**Records provided**
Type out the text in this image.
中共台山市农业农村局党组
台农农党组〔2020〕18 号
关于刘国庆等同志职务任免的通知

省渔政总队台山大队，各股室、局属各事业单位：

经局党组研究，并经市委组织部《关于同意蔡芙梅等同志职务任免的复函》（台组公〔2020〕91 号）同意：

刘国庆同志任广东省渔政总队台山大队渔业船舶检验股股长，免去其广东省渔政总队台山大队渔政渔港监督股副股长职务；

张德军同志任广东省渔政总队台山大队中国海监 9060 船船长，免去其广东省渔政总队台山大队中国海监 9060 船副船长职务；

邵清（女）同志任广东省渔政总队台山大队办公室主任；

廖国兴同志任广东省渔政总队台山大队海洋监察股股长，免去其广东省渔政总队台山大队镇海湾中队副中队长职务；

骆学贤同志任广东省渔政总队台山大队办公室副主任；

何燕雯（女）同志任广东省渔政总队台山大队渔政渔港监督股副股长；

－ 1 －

**What to do**
Print the records above exactly as they appear.

**Exercise answer**
Type out the text in this image.
中共台山市农业农村局党组
台农农党组〔2020〕18 号
关于刘国庆等同志职务任免的通知

省渔政总队台山大队，各股室、局属各事业单位：

经局党组研究，并经市委组织部《关于同意蔡芙梅等同志职务任免的复函》（台组公〔2020〕91 号）同意：

刘国庆同志任广东省渔政总队台山大队渔业船舶检验股股长，免去其广东省渔政总队台山大队渔政渔港监督股副股长职务；

张德军同志任广东省渔政总队台山大队中国海监 9060 船船长，免去其广东省渔政总队台山大队中国海监 9060 船副船长职务；

邵清（女）同志任广东省渔政总队台山大队办公室主任；

廖国兴同志任广东省渔政总队台山大队海洋监察股股长，免去其广东省渔政总队台山大队镇海湾中队副中队长职务；

骆学贤同志任广东省渔政总队台山大队办公室副主任；

何燕雯（女）同志任广东省渔政总队台山大队渔政渔港监督股副股长；

－ 1 －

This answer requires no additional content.